Alıntı Metin:
########################################
Dalyan Kanalı’nın güzelleştirdiği şehir
Karşımda, kayalıklara nakşedilmiş Likya Uygarlığı’nın izleri, önümde, üstünde sazların keyifle salındığı, içinde Caretta Caretta kaplumbağalarının gezindiği nehir gibi yeşil yeşil akan kanal, arkamda ağaçlarla dolu, çiçeklerle süslü püslü bahçeler. İnsan başka nerede olmak ister ki?
Önceki yıllarda da gezdiğim bu kez yazmak için gittiğim Dalyan’da hayat, kanalın kenarında akıp gidiyor. Şehir; taş döşeli temiz sokakları, çam, servi, salkım söğüt, palmiye, muz, incir, zeytin, nar ağaçları, zakkum, Japon gülü, begonvil, sardunya çiçekleri arasında kaybolmuş pansiyonları, küçük otelleri, şık lokantaları, kafeleri, kıyıya bağlanmış boy boy tekneleri ile kanal boyunca bir uçtan diğer uca uzanıyor.
Akdenizle kanalın buluşması
Güzelliklere götüren tekneler
İztuzu’nun kadifemsi kumunda güneşlenmek, Kaunos’ta tarihin derinliklerine dalmak, Akdeniz’e açılıp lacivert koylarında yüzmek, önce çamura bulanmak sonra kaplıcada arınmak, Köyceğiz Gölü’nde kulaç atmak, dev Carette Caretta’lar ve Nil Kaplumbağaları’nı görmek için bir tekneye binmeniz yeterli.
########################################
[Öğe ve koordinat kayıtları]
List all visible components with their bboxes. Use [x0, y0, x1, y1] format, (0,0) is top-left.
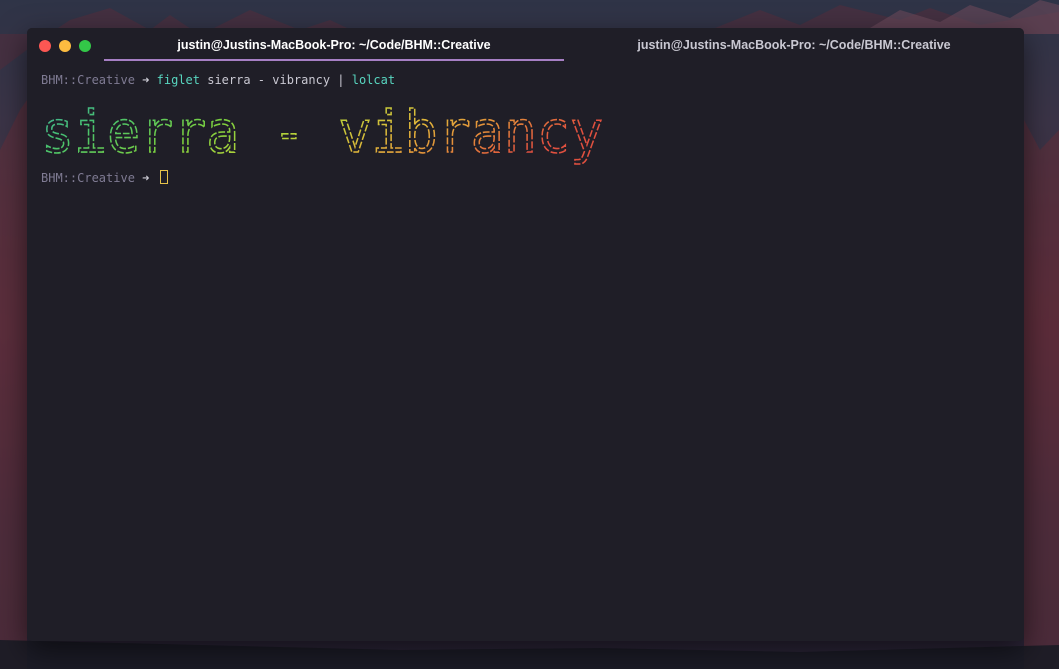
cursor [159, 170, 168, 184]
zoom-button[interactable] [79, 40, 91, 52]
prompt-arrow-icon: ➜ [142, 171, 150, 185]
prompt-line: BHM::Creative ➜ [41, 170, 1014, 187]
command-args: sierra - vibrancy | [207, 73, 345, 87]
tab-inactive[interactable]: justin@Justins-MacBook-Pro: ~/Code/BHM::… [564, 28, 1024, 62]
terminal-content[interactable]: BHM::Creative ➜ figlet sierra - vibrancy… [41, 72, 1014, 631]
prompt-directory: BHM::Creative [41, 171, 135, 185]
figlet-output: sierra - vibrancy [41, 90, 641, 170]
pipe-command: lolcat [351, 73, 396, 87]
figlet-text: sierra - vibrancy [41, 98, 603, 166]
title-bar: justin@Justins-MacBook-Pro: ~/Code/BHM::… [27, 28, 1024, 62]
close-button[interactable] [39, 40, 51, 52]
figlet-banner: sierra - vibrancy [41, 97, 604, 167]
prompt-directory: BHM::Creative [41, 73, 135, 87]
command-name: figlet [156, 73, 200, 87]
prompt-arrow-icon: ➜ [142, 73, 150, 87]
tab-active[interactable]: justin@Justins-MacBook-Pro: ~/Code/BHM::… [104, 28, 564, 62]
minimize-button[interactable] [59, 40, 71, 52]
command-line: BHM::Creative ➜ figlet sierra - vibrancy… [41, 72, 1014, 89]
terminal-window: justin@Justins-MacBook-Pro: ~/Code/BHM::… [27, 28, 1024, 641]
########################################
Yapılacak İşler:
• 1. Dalyan metnine göre şehirde hayat nerede akıp gidiyor?
• 2. Dalyan metninde "Dalyan Kanalı’nın güzelleştirdiği" ile "olmak ister ki?" arasındaki bölümü, her iki uç da dahil olmak üzere, hiçbir değişiklik yapmadan aktarın.

Sonuçlar:
• 1. Kanalın kenarında.

• 2.
Dalyan Kanalı’nın güzelleştirdiği şehir
Karşımda, kayalıklara nakşedilmiş Likya Uygarlığı’nın izleri, önümde, üstünde sazların keyifle salındığı, içinde Caretta Caretta kaplumbağalarının gezindiği nehir gibi yeşil yeşil akan kanal, arkamda ağaçlarla dolu, çiçeklerle süslü püslü bahçeler. İnsan başka nerede olmak ister ki?